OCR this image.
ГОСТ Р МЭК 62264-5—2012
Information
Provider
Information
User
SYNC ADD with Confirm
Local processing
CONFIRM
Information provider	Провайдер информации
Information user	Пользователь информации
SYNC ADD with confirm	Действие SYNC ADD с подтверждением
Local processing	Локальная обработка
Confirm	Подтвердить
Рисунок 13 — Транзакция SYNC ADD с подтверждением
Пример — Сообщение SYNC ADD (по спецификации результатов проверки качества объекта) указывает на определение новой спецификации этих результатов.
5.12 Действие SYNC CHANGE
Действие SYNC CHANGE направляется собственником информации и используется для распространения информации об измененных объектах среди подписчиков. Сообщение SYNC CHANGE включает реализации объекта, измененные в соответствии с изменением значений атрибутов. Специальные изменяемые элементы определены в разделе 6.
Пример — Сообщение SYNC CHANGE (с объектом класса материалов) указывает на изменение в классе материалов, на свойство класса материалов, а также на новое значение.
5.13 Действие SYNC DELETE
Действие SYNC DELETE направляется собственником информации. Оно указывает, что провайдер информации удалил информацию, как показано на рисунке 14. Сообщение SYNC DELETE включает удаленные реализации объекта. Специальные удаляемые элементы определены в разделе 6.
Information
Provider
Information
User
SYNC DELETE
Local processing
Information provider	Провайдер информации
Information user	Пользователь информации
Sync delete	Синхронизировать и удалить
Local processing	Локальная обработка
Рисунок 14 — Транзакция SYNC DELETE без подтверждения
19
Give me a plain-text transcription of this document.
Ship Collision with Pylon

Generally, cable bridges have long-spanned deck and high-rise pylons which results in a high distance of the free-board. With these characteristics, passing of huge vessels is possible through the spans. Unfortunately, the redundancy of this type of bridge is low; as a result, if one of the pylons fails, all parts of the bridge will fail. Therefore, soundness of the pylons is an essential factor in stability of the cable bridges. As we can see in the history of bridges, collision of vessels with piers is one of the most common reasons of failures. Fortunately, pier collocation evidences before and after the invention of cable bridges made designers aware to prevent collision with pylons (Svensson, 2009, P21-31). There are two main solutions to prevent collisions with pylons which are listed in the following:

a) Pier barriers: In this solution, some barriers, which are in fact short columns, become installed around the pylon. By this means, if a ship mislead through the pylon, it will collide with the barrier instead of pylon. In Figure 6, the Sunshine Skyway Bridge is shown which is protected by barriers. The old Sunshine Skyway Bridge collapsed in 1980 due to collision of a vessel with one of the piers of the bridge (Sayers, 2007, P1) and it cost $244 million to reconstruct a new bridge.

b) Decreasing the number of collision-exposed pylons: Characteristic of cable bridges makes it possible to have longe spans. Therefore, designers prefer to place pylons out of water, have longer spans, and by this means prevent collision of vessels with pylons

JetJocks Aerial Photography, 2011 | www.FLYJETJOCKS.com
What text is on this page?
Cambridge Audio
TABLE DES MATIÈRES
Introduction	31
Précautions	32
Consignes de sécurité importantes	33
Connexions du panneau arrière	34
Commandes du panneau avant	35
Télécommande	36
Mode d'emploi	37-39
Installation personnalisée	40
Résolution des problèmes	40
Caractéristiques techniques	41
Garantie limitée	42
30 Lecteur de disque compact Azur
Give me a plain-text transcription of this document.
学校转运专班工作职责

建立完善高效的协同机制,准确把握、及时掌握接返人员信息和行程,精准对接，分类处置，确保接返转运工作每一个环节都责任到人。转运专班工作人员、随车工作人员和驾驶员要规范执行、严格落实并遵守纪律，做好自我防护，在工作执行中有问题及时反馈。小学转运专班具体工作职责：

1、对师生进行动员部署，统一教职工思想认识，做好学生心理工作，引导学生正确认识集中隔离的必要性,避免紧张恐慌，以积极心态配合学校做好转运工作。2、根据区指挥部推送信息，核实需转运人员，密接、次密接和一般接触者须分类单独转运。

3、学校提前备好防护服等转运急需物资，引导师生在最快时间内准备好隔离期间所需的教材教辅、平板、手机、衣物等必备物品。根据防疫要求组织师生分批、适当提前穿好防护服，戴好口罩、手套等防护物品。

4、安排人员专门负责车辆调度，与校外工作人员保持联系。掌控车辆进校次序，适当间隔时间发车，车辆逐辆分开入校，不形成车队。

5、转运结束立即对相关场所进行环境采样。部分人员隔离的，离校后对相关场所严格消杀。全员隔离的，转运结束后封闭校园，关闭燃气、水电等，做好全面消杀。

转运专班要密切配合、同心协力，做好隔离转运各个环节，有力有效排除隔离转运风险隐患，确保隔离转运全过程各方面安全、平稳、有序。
==========
_EXERCISE REQUIREMENTS_
Reproduce every line above without error.

_FULL RESPONSE_
OCR this image.
ГОСТ Р МЭК 62264-5—2012
Information
Provider
Information
User
SYNC ADD with Confirm
Local processing
CONFIRM
Information provider	Провайдер информации
Information user	Пользователь информации
SYNC ADD with confirm	Действие SYNC ADD с подтверждением
Local processing	Локальная обработка
Confirm	Подтвердить
Рисунок 13 — Транзакция SYNC ADD с подтверждением
Пример — Сообщение SYNC ADD (по спецификации результатов проверки качества объекта) указывает на определение новой спецификации этих результатов.
5.12 Действие SYNC CHANGE
Действие SYNC CHANGE направляется собственником информации и используется для распространения информации об измененных объектах среди подписчиков. Сообщение SYNC CHANGE включает реализации объекта, измененные в соответствии с изменением значений атрибутов. Специальные изменяемые элементы определены в разделе 6.
Пример — Сообщение SYNC CHANGE (с объектом класса материалов) указывает на изменение в классе материалов, на свойство класса материалов, а также на новое значение.
5.13 Действие SYNC DELETE
Действие SYNC DELETE направляется собственником информации. Оно указывает, что провайдер информации удалил информацию, как показано на рисунке 14. Сообщение SYNC DELETE включает удаленные реализации объекта. Специальные удаляемые элементы определены в разделе 6.
Information
Provider
Information
User
SYNC DELETE
Local processing
Information provider	Провайдер информации
Information user	Пользователь информации
Sync delete	Синхронизировать и удалить
Local processing	Локальная обработка
Рисунок 14 — Транзакция SYNC DELETE без подтверждения
19
Give me a plain-text transcription of this document.
Ship Collision with Pylon

Generally, cable bridges have long-spanned deck and high-rise pylons which results in a high distance of the free-board. With these characteristics, passing of huge vessels is possible through the spans. Unfortunately, the redundancy of this type of bridge is low; as a result, if one of the pylons fails, all parts of the bridge will fail. Therefore, soundness of the pylons is an essential factor in stability of the cable bridges. As we can see in the history of bridges, collision of vessels with piers is one of the most common reasons of failures. Fortunately, pier collocation evidences before and after the invention of cable bridges made designers aware to prevent collision with pylons (Svensson, 2009, P21-31). There are two main solutions to prevent collisions with pylons which are listed in the following:

a) Pier barriers: In this solution, some barriers, which are in fact short columns, become installed around the pylon. By this means, if a ship mislead through the pylon, it will collide with the barrier instead of pylon. In Figure 6, the Sunshine Skyway Bridge is shown which is protected by barriers. The old Sunshine Skyway Bridge collapsed in 1980 due to collision of a vessel with one of the piers of the bridge (Sayers, 2007, P1) and it cost $244 million to reconstruct a new bridge.

b) Decreasing the number of collision-exposed pylons: Characteristic of cable bridges makes it possible to have longe spans. Therefore, designers prefer to place pylons out of water, have longer spans, and by this means prevent collision of vessels with pylons

JetJocks Aerial Photography, 2011 | www.FLYJETJOCKS.com
What text is on this page?
Cambridge Audio
TABLE DES MATIÈRES
Introduction	31
Précautions	32
Consignes de sécurité importantes	33
Connexions du panneau arrière	34
Commandes du panneau avant	35
Télécommande	36
Mode d'emploi	37-39
Installation personnalisée	40
Résolution des problèmes	40
Caractéristiques techniques	41
Garantie limitée	42
30 Lecteur de disque compact Azur
Give me a plain-text transcription of this document.
学校转运专班工作职责

建立完善高效的协同机制,准确把握、及时掌握接返人员信息和行程,精准对接，分类处置，确保接返转运工作每一个环节都责任到人。转运专班工作人员、随车工作人员和驾驶员要规范执行、严格落实并遵守纪律，做好自我防护，在工作执行中有问题及时反馈。小学转运专班具体工作职责：

1、对师生进行动员部署，统一教职工思想认识，做好学生心理工作，引导学生正确认识集中隔离的必要性,避免紧张恐慌，以积极心态配合学校做好转运工作。2、根据区指挥部推送信息，核实需转运人员，密接、次密接和一般接触者须分类单独转运。

3、学校提前备好防护服等转运急需物资，引导师生在最快时间内准备好隔离期间所需的教材教辅、平板、手机、衣物等必备物品。根据防疫要求组织师生分批、适当提前穿好防护服，戴好口罩、手套等防护物品。

4、安排人员专门负责车辆调度，与校外工作人员保持联系。掌控车辆进校次序，适当间隔时间发车，车辆逐辆分开入校，不形成车队。

5、转运结束立即对相关场所进行环境采样。部分人员隔离的，离校后对相关场所严格消杀。全员隔离的，转运结束后封闭校园，关闭燃气、水电等，做好全面消杀。

转运专班要密切配合、同心协力，做好隔离转运各个环节，有力有效排除隔离转运风险隐患，确保隔离转运全过程各方面安全、平稳、有序。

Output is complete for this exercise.